---------- Records to use
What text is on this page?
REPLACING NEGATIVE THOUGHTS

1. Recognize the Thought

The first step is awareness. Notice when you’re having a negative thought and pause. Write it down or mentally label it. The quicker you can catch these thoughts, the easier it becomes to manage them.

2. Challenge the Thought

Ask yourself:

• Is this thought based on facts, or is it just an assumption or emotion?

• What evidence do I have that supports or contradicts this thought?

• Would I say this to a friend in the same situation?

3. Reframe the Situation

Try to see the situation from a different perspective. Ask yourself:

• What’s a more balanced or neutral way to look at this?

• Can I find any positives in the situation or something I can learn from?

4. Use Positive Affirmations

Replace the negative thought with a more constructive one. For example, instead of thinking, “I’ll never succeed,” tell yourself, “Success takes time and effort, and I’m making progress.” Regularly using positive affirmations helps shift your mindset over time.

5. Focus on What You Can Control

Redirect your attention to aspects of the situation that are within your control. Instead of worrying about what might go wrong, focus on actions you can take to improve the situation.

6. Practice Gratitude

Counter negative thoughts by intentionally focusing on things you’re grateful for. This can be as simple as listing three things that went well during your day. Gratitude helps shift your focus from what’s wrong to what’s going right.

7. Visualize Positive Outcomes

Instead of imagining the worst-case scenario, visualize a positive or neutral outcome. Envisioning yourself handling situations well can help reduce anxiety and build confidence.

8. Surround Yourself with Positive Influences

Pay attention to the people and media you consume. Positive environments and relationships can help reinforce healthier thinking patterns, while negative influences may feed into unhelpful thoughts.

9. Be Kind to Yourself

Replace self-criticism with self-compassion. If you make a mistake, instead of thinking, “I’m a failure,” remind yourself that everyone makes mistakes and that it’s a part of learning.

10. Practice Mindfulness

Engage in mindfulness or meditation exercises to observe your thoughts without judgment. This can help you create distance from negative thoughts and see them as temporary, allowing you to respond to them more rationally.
--------------------
■ Problem ■
Each line that has the word "Gratitude" counts once. How many such lines are in the data? Give the number alone.

■ Output below ■
2